Dataset items
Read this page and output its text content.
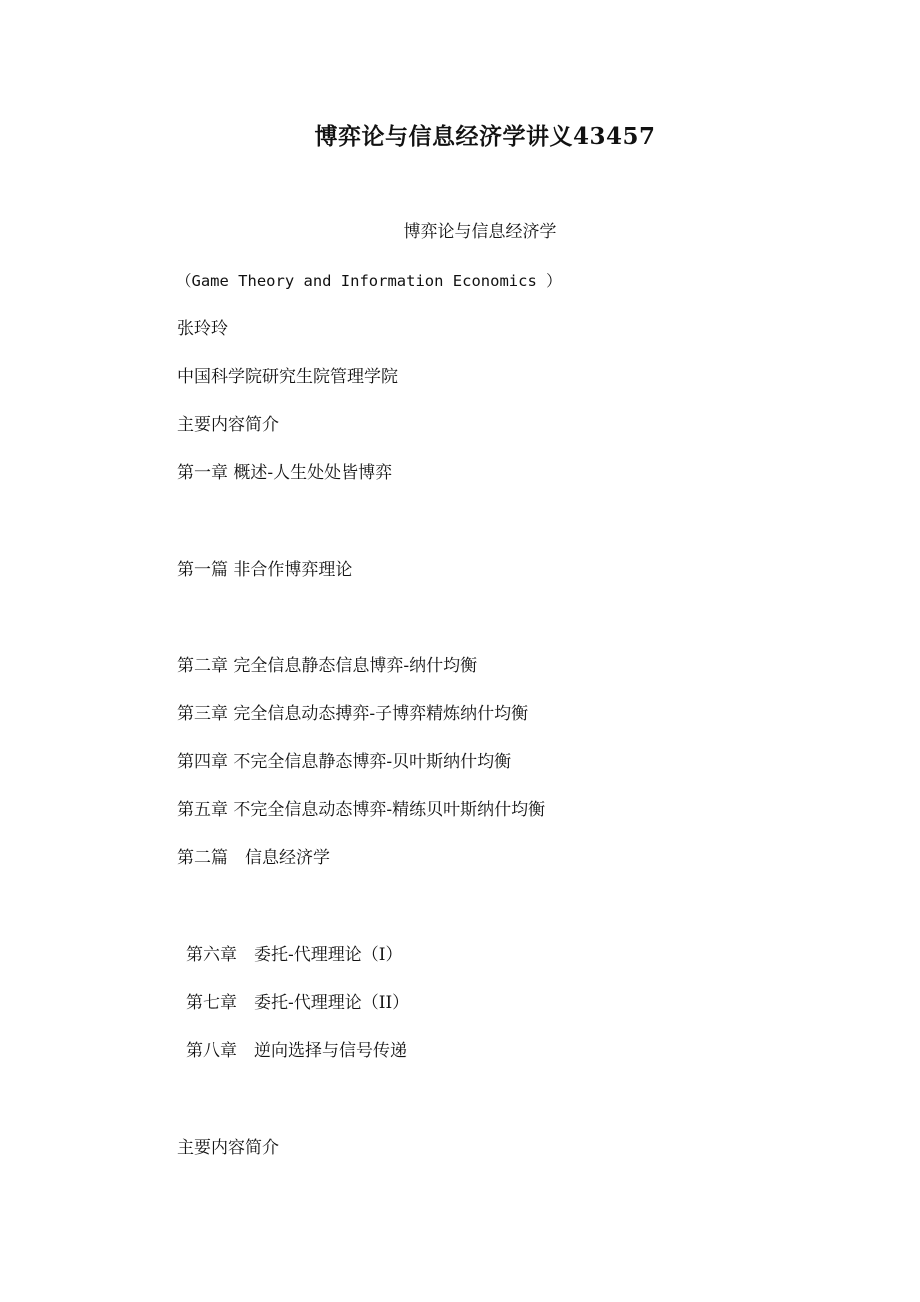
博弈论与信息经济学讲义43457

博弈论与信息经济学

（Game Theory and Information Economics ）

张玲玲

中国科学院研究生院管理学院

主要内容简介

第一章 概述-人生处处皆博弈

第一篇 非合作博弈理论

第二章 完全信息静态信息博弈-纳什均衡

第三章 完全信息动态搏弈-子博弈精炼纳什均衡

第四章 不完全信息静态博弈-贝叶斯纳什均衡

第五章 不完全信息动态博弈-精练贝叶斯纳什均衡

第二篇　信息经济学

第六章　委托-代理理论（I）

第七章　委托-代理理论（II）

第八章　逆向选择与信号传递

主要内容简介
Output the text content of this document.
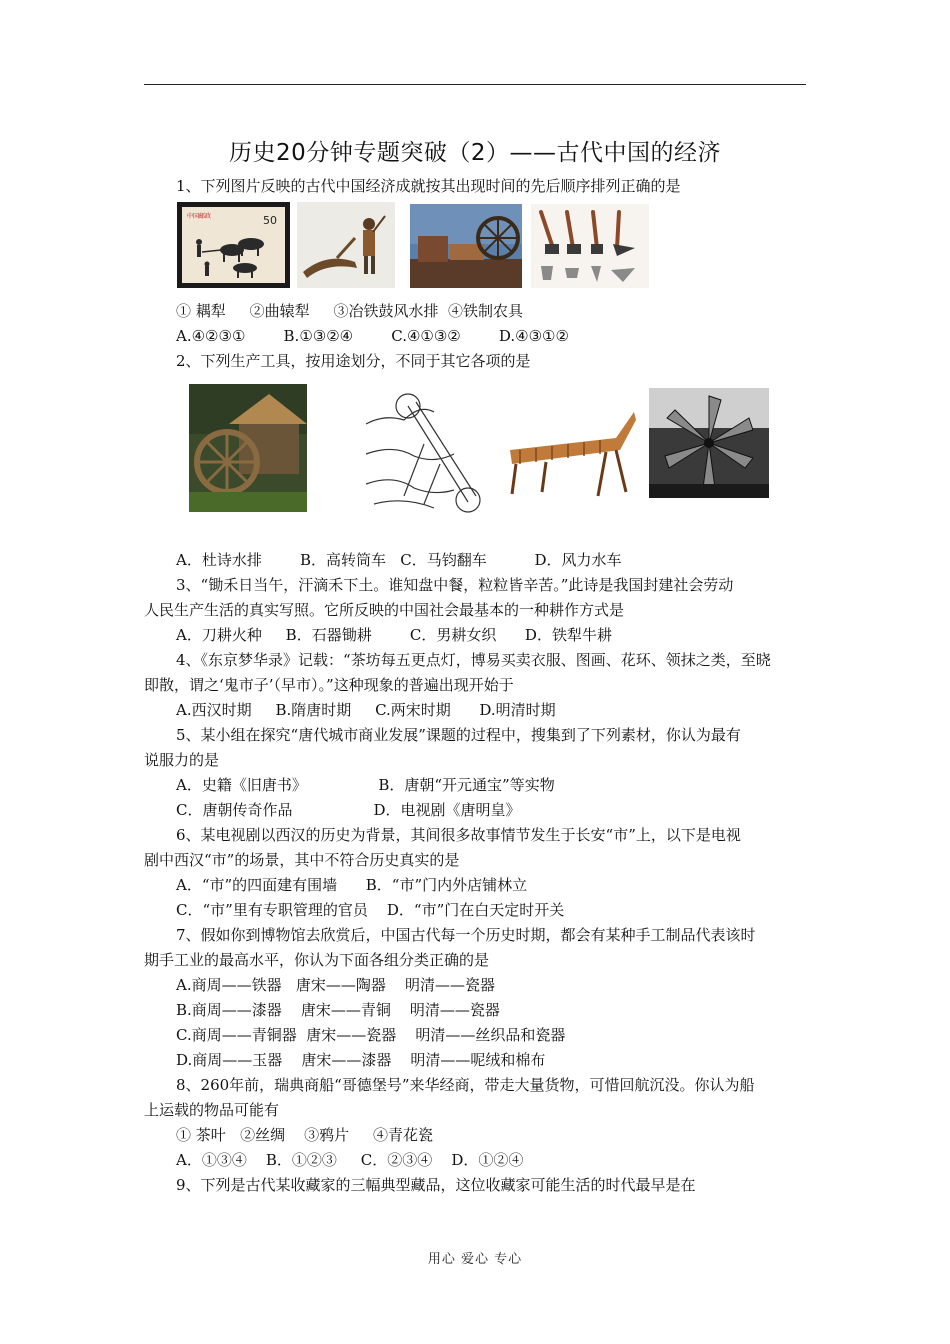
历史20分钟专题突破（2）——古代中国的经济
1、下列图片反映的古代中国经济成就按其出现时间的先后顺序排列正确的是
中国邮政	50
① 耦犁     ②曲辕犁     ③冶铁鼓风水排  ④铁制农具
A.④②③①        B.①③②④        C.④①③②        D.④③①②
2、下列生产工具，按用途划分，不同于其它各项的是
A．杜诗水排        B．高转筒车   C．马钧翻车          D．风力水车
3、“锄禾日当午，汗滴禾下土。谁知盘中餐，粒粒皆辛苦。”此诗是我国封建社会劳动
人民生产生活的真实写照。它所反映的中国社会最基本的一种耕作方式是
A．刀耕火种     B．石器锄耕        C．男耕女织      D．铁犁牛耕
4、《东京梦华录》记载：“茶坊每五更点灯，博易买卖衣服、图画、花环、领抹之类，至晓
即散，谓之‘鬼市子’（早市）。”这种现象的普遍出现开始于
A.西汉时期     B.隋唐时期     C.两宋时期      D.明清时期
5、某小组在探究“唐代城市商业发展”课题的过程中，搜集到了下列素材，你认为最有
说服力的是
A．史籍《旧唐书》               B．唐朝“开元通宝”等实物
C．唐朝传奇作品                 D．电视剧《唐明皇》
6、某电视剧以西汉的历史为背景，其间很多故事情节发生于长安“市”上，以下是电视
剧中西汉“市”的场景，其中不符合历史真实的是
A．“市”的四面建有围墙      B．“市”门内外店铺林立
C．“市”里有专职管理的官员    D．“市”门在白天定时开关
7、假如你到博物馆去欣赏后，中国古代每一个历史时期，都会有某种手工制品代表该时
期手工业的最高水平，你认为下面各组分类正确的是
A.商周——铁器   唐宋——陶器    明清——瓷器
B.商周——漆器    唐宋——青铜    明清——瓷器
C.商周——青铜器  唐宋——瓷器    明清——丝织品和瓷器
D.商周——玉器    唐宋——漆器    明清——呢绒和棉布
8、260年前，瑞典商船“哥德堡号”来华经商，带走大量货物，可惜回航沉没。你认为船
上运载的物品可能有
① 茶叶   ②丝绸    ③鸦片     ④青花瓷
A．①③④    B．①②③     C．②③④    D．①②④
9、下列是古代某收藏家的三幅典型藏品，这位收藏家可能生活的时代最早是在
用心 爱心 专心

[Set problem] Read the entries and show each line that mentions "text".

[Exercise response]
Read this page and output its text content.
Output the text content of this document.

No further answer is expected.